Stated goal: Write out the records beneath this line exactly as they appear, minus any images.

Provided records:
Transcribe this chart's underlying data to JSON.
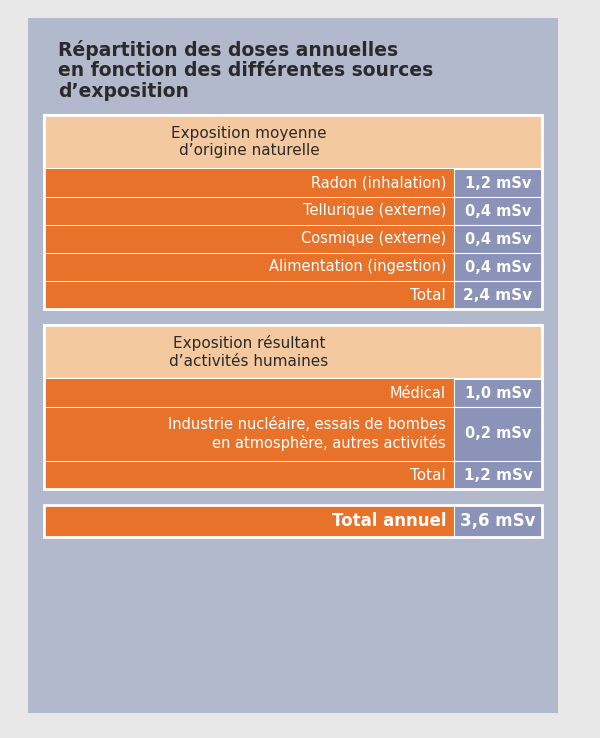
{
  "title_lines": [
    "Répartition des doses annuelles",
    "en fonction des différentes sources",
    "d’exposition"
  ],
  "bg_color": "#b3b9cc",
  "page_bg": "#e8e8e8",
  "orange_dark": "#e8722a",
  "orange_light": "#f5c9a0",
  "blue_value": "#8b93b8",
  "white": "#ffffff",
  "text_dark": "#2a2a2a",
  "section1_header": "Exposition moyenne\nd’origine naturelle",
  "section1_rows": [
    [
      "Radon (inhalation)",
      "1,2 mSv"
    ],
    [
      "Tellurique (externe)",
      "0,4 mSv"
    ],
    [
      "Cosmique (externe)",
      "0,4 mSv"
    ],
    [
      "Alimentation (ingestion)",
      "0,4 mSv"
    ]
  ],
  "section1_total_label": "Total",
  "section1_total_value": "2,4 mSv",
  "section2_header": "Exposition résultant\nd’activités humaines",
  "section2_rows": [
    [
      "Médical",
      "1,0 mSv"
    ],
    [
      "Industrie nucléaire, essais de bombes\nen atmosphère, autres activités",
      "0,2 mSv"
    ]
  ],
  "section2_total_label": "Total",
  "section2_total_value": "1,2 mSv",
  "annual_total_label": "Total annuel",
  "annual_total_value": "3,6 mSv"
}
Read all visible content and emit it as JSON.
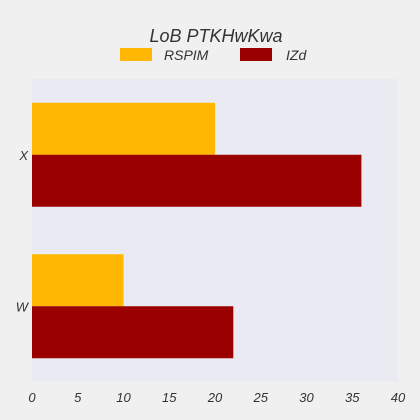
{
  "chart_data": {
    "type": "bar",
    "orientation": "horizontal",
    "title": "LoB PTKHwKwa",
    "categories": [
      "X",
      "W"
    ],
    "series": [
      {
        "name": "RSPIM",
        "values": [
          20,
          10
        ],
        "color": "#FFB703"
      },
      {
        "name": "IZd",
        "values": [
          36,
          22
        ],
        "color": "#9B0000"
      }
    ],
    "xlim": [
      0,
      40
    ],
    "xticks": [
      0,
      5,
      10,
      15,
      20,
      25,
      30,
      35,
      40
    ],
    "xlabel": "",
    "ylabel": "",
    "grid": false,
    "legend_position": "top-center",
    "plot_background": "#EAEAF2",
    "figure_background": "#F0F0F0"
  }
}
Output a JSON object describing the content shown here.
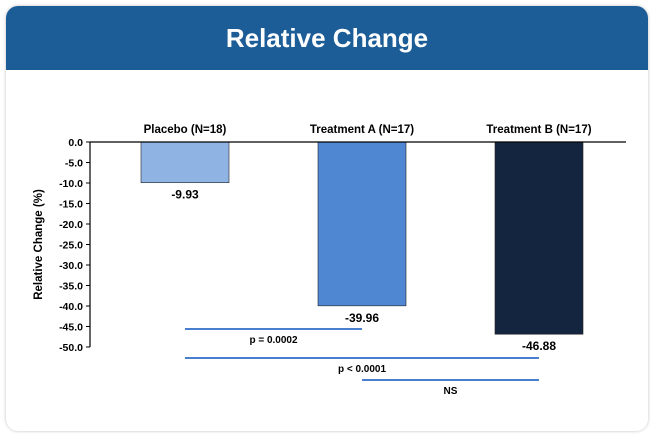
{
  "header": {
    "title": "Relative Change"
  },
  "chart_data": {
    "type": "bar",
    "title": "Relative Change",
    "categories": [
      "Placebo (N=18)",
      "Treatment A (N=17)",
      "Treatment B (N=17)"
    ],
    "values": [
      -9.93,
      -39.96,
      -46.88
    ],
    "value_labels": [
      "-9.93",
      "-39.96",
      "-46.88"
    ],
    "colors": [
      "#8fb4e3",
      "#4f87d3",
      "#14253f"
    ],
    "ylabel": "Relative Change (%)",
    "xlabel": "",
    "ylim": [
      -50.0,
      0.0
    ],
    "yticks": [
      0.0,
      -5.0,
      -10.0,
      -15.0,
      -20.0,
      -25.0,
      -30.0,
      -35.0,
      -40.0,
      -45.0,
      -50.0
    ],
    "ytick_labels": [
      "0.0",
      "-5.0",
      "-10.0",
      "-15.0",
      "-20.0",
      "-25.0",
      "-30.0",
      "-35.0",
      "-40.0",
      "-45.0",
      "-50.0"
    ],
    "grid": false,
    "annotations": [
      {
        "from": 0,
        "to": 1,
        "text": "p = 0.0002"
      },
      {
        "from": 0,
        "to": 2,
        "text": "p < 0.0001"
      },
      {
        "from": 1,
        "to": 2,
        "text": "NS"
      }
    ],
    "accent_color": "#1c5d97",
    "bracket_color": "#4a7fd0"
  }
}
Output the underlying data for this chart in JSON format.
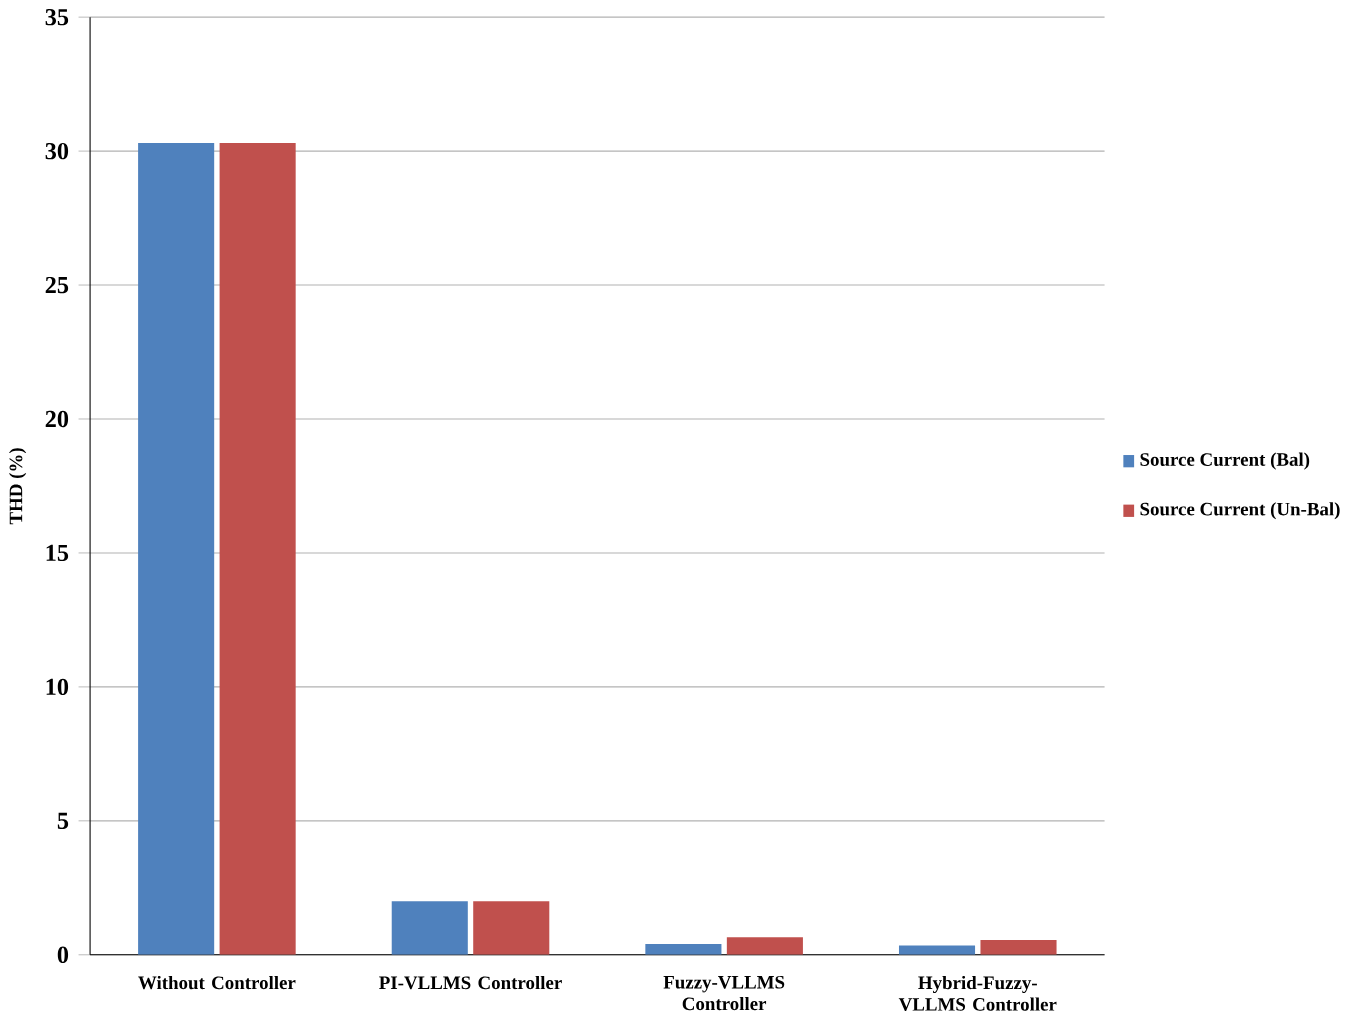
{
  "chart_data": {
    "type": "bar",
    "ylabel": "THD (%)",
    "categories": [
      "Without Controller",
      "PI-VLLMS Controller",
      "Fuzzy-VLLMS Controller",
      "Hybrid-Fuzzy-VLLMS Controller"
    ],
    "series": [
      {
        "name": "Source Current (Bal)",
        "color": "#4f81bd",
        "values": [
          30.3,
          2.0,
          0.4,
          0.35
        ]
      },
      {
        "name": "Source Current (Un-Bal)",
        "color": "#c0504d",
        "values": [
          30.3,
          2.0,
          0.65,
          0.55
        ]
      }
    ],
    "ylim": [
      0,
      35
    ],
    "yticks": [
      0,
      5,
      10,
      15,
      20,
      25,
      30,
      35
    ],
    "grid": "y",
    "legend": "right"
  }
}
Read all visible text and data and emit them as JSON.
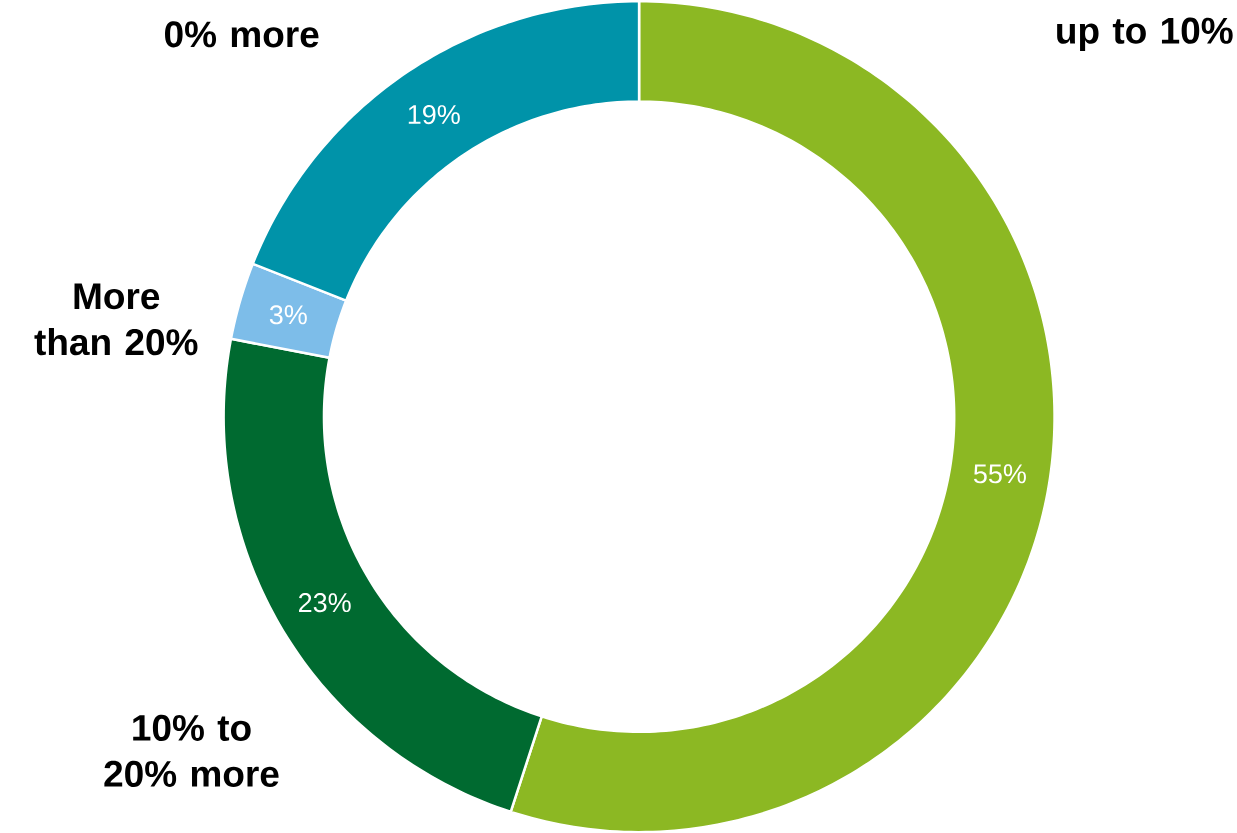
{
  "chart_data": {
    "type": "donut",
    "categories": [
      "up to 10%",
      "10% to 20% more",
      "More than 20%",
      "0% more"
    ],
    "values": [
      55,
      23,
      3,
      19
    ],
    "value_labels": [
      "55%",
      "23%",
      "3%",
      "19%"
    ],
    "colors": [
      "#8cb823",
      "#006a30",
      "#7dbde9",
      "#0093a9"
    ]
  }
}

Complete answer:
Transcribe this chart's underlying data to JSON.
{
  "title_lines": [
    "Répartition des doses annuelles",
    "en fonction des différentes sources",
    "d’exposition"
  ],
  "bg_color": "#b3b9cc",
  "page_bg": "#e8e8e8",
  "orange_dark": "#e8722a",
  "orange_light": "#f5c9a0",
  "blue_value": "#8b93b8",
  "white": "#ffffff",
  "text_dark": "#2a2a2a",
  "section1_header": "Exposition moyenne\nd’origine naturelle",
  "section1_rows": [
    [
      "Radon (inhalation)",
      "1,2 mSv"
    ],
    [
      "Tellurique (externe)",
      "0,4 mSv"
    ],
    [
      "Cosmique (externe)",
      "0,4 mSv"
    ],
    [
      "Alimentation (ingestion)",
      "0,4 mSv"
    ]
  ],
  "section1_total_label": "Total",
  "section1_total_value": "2,4 mSv",
  "section2_header": "Exposition résultant\nd’activités humaines",
  "section2_rows": [
    [
      "Médical",
      "1,0 mSv"
    ],
    [
      "Industrie nucléaire, essais de bombes\nen atmosphère, autres activités",
      "0,2 mSv"
    ]
  ],
  "section2_total_label": "Total",
  "section2_total_value": "1,2 mSv",
  "annual_total_label": "Total annuel",
  "annual_total_value": "3,6 mSv"
}
Read all visible content and emit it as JSON.
{
  "chart_data": {
    "type": "bar",
    "orientation": "horizontal",
    "title": "LoB PTKHwKwa",
    "categories": [
      "X",
      "W"
    ],
    "series": [
      {
        "name": "RSPIM",
        "values": [
          20,
          10
        ],
        "color": "#FFB703"
      },
      {
        "name": "IZd",
        "values": [
          36,
          22
        ],
        "color": "#9B0000"
      }
    ],
    "xlim": [
      0,
      40
    ],
    "xticks": [
      0,
      5,
      10,
      15,
      20,
      25,
      30,
      35,
      40
    ],
    "xlabel": "",
    "ylabel": "",
    "grid": false,
    "legend_position": "top-center",
    "plot_background": "#EAEAF2",
    "figure_background": "#F0F0F0"
  }
}
Output a JSON object describing the content shown here.
{
  "header": {
    "title": "Relative Change"
  },
  "chart_data": {
    "type": "bar",
    "title": "Relative Change",
    "categories": [
      "Placebo (N=18)",
      "Treatment A (N=17)",
      "Treatment B (N=17)"
    ],
    "values": [
      -9.93,
      -39.96,
      -46.88
    ],
    "value_labels": [
      "-9.93",
      "-39.96",
      "-46.88"
    ],
    "colors": [
      "#8fb4e3",
      "#4f87d3",
      "#14253f"
    ],
    "ylabel": "Relative Change (%)",
    "xlabel": "",
    "ylim": [
      -50.0,
      0.0
    ],
    "yticks": [
      0.0,
      -5.0,
      -10.0,
      -15.0,
      -20.0,
      -25.0,
      -30.0,
      -35.0,
      -40.0,
      -45.0,
      -50.0
    ],
    "ytick_labels": [
      "0.0",
      "-5.0",
      "-10.0",
      "-15.0",
      "-20.0",
      "-25.0",
      "-30.0",
      "-35.0",
      "-40.0",
      "-45.0",
      "-50.0"
    ],
    "grid": false,
    "annotations": [
      {
        "from": 0,
        "to": 1,
        "text": "p = 0.0002"
      },
      {
        "from": 0,
        "to": 2,
        "text": "p < 0.0001"
      },
      {
        "from": 1,
        "to": 2,
        "text": "NS"
      }
    ],
    "accent_color": "#1c5d97",
    "bracket_color": "#4a7fd0"
  }
}
Output the underlying data for this chart in JSON format.
{
  "chart_data": {
    "type": "bar",
    "ylabel": "THD (%)",
    "categories": [
      "Without Controller",
      "PI-VLLMS Controller",
      "Fuzzy-VLLMS Controller",
      "Hybrid-Fuzzy-VLLMS Controller"
    ],
    "series": [
      {
        "name": "Source Current (Bal)",
        "color": "#4f81bd",
        "values": [
          30.3,
          2.0,
          0.4,
          0.35
        ]
      },
      {
        "name": "Source Current (Un-Bal)",
        "color": "#c0504d",
        "values": [
          30.3,
          2.0,
          0.65,
          0.55
        ]
      }
    ],
    "ylim": [
      0,
      35
    ],
    "yticks": [
      0,
      5,
      10,
      15,
      20,
      25,
      30,
      35
    ],
    "grid": "y",
    "legend": "right"
  }
}
Read all visible text and data and emit them as JSON.
{
  "chart_data": {
    "type": "donut",
    "categories": [
      "up to 10%",
      "10% to 20% more",
      "More than 20%",
      "0% more"
    ],
    "values": [
      55,
      23,
      3,
      19
    ],
    "value_labels": [
      "55%",
      "23%",
      "3%",
      "19%"
    ],
    "colors": [
      "#8cb823",
      "#006a30",
      "#7dbde9",
      "#0093a9"
    ]
  }
}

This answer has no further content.